| Goal |
All entries must be repeated exactly; do not include the pictures.
━━━━━━━━━━━━━━━━━━━━
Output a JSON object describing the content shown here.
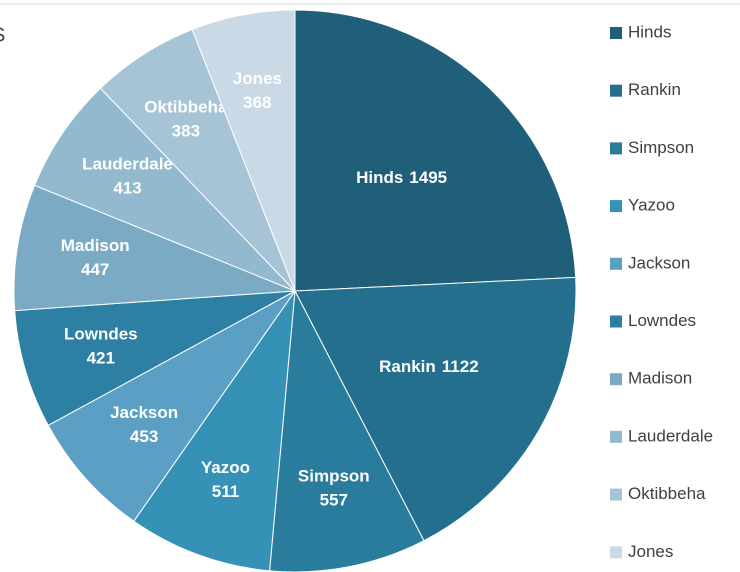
{
  "chart_data": {
    "type": "pie",
    "title": "S",
    "categories": [
      "Hinds",
      "Rankin",
      "Simpson",
      "Yazoo",
      "Jackson",
      "Lowndes",
      "Madison",
      "Lauderdale",
      "Oktibbeha",
      "Jones"
    ],
    "values": [
      1495,
      1122,
      557,
      511,
      453,
      421,
      447,
      413,
      383,
      368
    ],
    "colors": [
      "#1f5f7a",
      "#246f8e",
      "#2a7c9c",
      "#3591b6",
      "#5b9fc4",
      "#2d80a3",
      "#7aaac4",
      "#93b9cf",
      "#a7c4d7",
      "#c9d9e6"
    ],
    "legend": "right"
  }
}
━━━━━━━━━━━━━━━━━━━━
| Result |
Output a JSON object describing the content shown here.
{
  "chart_data": {
    "type": "pie",
    "title": "S",
    "categories": [
      "Hinds",
      "Rankin",
      "Simpson",
      "Yazoo",
      "Jackson",
      "Lowndes",
      "Madison",
      "Lauderdale",
      "Oktibbeha",
      "Jones"
    ],
    "values": [
      1495,
      1122,
      557,
      511,
      453,
      421,
      447,
      413,
      383,
      368
    ],
    "colors": [
      "#1f5f7a",
      "#246f8e",
      "#2a7c9c",
      "#3591b6",
      "#5b9fc4",
      "#2d80a3",
      "#7aaac4",
      "#93b9cf",
      "#a7c4d7",
      "#c9d9e6"
    ],
    "legend": "right"
  }
}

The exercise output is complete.